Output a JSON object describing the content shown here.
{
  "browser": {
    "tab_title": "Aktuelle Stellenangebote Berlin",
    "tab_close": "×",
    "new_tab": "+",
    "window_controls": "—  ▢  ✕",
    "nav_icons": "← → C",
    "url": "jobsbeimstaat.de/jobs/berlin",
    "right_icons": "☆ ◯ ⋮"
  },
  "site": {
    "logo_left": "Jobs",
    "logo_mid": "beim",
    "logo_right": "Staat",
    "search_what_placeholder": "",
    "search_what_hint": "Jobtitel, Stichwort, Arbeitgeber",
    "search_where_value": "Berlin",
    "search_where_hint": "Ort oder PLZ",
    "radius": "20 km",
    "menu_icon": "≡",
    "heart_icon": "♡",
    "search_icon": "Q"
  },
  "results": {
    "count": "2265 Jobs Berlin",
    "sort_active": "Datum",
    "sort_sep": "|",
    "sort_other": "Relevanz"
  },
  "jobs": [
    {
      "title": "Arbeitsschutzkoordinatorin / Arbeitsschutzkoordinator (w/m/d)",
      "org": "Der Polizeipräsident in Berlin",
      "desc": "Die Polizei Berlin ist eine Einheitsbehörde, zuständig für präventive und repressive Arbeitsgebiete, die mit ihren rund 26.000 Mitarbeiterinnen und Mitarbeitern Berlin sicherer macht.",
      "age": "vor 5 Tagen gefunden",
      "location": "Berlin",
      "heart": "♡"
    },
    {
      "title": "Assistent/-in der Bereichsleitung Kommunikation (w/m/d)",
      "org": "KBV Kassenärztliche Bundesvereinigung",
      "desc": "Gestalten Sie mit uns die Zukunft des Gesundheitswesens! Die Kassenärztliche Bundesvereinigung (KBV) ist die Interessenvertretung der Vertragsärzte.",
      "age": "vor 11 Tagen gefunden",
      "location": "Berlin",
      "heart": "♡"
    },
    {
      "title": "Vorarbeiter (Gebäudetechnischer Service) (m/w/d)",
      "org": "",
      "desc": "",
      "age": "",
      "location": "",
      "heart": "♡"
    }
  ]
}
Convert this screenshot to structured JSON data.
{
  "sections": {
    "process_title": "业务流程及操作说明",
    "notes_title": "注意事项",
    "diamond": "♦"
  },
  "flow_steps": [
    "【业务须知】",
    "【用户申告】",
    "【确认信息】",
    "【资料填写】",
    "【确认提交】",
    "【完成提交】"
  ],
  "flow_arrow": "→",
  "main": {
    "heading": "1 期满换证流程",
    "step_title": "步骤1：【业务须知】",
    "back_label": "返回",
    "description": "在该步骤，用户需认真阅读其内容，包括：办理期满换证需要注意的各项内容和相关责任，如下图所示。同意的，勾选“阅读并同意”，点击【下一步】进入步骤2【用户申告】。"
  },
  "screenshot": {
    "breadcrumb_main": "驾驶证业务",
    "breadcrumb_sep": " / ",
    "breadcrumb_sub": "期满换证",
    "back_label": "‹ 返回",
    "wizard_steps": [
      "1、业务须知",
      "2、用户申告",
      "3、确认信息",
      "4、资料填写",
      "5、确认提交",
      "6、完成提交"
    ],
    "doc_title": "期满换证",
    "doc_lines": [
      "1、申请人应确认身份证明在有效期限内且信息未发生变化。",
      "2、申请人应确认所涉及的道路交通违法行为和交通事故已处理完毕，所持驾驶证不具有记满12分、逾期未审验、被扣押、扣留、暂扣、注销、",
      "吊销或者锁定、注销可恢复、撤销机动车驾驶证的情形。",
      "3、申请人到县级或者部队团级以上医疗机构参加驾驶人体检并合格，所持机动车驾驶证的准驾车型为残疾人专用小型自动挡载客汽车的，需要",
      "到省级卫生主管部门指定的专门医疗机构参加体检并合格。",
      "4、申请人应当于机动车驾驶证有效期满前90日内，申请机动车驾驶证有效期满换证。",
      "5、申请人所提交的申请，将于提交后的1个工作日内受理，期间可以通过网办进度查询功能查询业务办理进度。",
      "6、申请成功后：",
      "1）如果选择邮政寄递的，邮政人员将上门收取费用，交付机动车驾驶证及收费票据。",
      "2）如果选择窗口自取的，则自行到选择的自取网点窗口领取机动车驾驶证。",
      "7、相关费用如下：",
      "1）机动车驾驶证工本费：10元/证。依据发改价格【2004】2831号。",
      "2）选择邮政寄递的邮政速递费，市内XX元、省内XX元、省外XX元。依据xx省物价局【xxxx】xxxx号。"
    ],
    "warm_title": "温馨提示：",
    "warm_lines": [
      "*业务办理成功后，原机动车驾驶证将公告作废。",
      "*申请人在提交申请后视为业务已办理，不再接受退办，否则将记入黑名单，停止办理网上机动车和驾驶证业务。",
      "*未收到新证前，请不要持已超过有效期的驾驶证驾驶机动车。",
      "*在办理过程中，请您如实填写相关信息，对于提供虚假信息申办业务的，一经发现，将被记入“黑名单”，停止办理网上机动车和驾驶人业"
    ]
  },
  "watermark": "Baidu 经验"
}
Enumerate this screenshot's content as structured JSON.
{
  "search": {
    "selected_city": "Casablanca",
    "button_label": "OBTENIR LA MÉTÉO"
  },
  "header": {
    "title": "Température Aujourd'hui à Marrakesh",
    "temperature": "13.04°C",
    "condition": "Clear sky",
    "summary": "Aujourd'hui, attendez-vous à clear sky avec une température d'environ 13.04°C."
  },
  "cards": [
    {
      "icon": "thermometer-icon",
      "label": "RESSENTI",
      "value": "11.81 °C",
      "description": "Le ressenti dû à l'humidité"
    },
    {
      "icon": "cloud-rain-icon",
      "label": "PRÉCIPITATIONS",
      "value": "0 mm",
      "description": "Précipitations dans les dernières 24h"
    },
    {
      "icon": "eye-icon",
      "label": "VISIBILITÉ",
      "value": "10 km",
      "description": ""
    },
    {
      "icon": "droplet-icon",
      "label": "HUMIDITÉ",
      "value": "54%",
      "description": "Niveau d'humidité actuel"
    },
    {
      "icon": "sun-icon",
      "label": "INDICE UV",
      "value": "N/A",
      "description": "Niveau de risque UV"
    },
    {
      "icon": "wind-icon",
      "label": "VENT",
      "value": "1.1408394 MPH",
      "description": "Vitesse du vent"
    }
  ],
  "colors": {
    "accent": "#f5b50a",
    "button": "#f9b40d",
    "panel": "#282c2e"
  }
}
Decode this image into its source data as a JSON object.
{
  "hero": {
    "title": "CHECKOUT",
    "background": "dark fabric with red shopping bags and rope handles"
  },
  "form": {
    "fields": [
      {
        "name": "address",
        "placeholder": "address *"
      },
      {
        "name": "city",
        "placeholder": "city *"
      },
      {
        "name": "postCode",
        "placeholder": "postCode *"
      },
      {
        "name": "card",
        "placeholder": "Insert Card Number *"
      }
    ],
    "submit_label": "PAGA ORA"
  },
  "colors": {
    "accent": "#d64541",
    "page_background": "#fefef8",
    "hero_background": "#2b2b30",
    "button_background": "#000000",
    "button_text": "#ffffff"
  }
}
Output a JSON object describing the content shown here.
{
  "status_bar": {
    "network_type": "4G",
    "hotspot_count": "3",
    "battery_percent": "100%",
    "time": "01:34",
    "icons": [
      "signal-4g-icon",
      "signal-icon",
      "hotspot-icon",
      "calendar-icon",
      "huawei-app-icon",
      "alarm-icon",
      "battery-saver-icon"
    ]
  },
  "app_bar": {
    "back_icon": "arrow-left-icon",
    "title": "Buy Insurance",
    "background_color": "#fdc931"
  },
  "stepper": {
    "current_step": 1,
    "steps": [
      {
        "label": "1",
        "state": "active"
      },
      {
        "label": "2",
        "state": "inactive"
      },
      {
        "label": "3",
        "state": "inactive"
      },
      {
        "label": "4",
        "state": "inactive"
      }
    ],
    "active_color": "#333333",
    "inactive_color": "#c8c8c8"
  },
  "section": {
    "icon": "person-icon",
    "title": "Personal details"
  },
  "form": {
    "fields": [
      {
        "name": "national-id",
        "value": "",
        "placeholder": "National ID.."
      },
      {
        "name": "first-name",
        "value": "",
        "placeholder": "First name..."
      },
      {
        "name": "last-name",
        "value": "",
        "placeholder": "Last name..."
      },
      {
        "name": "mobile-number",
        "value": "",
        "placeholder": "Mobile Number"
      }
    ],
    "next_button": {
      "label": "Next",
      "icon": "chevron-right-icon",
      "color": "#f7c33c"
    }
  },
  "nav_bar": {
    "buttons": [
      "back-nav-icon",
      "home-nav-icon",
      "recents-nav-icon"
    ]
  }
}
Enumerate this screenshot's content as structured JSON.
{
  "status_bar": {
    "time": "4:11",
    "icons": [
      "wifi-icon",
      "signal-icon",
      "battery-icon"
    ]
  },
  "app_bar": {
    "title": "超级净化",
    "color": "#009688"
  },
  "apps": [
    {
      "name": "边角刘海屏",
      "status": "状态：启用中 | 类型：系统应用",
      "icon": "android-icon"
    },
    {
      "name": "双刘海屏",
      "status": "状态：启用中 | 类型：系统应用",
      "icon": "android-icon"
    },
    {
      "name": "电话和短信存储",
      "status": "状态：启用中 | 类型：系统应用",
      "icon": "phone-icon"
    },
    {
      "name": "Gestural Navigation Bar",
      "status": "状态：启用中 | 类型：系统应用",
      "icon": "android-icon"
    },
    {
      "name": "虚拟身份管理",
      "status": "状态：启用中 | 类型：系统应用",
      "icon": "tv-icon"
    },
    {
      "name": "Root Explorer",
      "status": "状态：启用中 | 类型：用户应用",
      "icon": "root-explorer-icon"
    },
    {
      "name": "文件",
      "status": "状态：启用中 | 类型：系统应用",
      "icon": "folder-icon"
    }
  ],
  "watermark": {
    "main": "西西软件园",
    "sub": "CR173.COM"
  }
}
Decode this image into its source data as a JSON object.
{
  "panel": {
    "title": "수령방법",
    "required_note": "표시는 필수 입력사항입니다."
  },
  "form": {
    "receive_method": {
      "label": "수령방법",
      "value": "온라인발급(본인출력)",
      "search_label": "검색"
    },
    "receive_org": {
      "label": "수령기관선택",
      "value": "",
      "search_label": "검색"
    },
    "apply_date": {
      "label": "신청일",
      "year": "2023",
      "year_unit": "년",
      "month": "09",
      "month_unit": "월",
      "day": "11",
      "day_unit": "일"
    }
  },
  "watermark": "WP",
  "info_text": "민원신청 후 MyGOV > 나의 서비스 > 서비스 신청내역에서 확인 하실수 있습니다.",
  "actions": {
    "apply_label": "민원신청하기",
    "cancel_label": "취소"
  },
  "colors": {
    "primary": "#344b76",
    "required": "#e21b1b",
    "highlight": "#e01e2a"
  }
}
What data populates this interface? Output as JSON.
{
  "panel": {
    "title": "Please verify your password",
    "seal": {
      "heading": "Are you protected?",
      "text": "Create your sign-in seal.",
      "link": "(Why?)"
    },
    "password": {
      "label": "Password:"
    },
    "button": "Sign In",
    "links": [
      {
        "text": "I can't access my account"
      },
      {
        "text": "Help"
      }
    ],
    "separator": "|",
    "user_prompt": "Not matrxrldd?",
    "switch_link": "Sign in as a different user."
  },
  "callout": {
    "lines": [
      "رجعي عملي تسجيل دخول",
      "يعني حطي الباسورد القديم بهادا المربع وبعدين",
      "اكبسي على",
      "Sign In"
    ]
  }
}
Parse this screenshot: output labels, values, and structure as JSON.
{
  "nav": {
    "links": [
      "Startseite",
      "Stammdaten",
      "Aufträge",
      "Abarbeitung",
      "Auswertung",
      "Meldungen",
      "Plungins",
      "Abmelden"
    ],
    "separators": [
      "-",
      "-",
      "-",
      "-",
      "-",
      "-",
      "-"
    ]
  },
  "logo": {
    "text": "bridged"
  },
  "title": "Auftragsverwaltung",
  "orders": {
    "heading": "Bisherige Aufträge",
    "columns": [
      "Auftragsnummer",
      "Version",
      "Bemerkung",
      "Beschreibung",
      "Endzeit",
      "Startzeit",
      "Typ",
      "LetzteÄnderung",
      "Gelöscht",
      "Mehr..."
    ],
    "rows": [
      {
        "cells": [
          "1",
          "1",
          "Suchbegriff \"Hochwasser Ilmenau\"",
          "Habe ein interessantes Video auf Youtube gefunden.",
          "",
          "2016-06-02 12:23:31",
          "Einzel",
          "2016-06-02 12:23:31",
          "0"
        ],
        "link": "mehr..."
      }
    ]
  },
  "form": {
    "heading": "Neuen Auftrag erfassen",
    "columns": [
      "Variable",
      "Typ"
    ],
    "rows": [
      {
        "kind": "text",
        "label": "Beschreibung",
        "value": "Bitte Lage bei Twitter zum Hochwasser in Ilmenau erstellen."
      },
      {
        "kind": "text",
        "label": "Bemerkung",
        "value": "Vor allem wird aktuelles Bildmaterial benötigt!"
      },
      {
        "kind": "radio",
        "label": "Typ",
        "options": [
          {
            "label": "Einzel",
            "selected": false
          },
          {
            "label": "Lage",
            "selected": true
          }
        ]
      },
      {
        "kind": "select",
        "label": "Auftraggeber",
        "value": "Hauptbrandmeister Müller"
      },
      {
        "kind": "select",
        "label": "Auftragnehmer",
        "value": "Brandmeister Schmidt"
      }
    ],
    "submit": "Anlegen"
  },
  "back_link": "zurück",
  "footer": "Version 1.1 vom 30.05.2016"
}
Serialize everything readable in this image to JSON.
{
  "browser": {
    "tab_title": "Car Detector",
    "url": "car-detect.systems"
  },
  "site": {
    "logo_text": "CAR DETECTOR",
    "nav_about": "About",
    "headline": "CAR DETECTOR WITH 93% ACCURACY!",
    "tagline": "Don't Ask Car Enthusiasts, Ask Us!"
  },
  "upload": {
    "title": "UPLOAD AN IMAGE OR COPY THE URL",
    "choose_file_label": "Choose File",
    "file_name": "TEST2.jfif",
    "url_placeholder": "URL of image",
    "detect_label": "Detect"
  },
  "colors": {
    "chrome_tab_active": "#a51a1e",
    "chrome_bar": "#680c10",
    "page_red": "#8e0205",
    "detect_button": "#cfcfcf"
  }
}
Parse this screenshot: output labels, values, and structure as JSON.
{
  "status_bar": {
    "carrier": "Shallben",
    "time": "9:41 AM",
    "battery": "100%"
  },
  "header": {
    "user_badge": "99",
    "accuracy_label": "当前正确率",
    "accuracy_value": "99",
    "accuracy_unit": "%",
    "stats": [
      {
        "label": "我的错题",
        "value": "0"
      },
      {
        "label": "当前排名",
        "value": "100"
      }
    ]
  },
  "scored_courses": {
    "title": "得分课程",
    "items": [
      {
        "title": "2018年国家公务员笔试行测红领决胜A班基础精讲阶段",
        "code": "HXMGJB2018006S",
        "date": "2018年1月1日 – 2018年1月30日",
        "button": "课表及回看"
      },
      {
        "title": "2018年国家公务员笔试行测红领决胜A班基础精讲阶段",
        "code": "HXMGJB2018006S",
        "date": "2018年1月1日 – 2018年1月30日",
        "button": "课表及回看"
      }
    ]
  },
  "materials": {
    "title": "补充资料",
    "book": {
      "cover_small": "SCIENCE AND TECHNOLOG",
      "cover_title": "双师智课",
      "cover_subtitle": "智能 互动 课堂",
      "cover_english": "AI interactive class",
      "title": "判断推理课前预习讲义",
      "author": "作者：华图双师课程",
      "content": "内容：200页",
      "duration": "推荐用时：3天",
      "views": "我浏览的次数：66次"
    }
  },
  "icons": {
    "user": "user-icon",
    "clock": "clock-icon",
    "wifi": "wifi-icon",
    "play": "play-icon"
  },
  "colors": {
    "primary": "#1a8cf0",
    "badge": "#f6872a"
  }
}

● What is asked
Go over the data above and copy every line that has the word "watermark" in it.

● Solution
  "watermark": "Baidu 经验"
  "watermark": {
  "watermark": "WP",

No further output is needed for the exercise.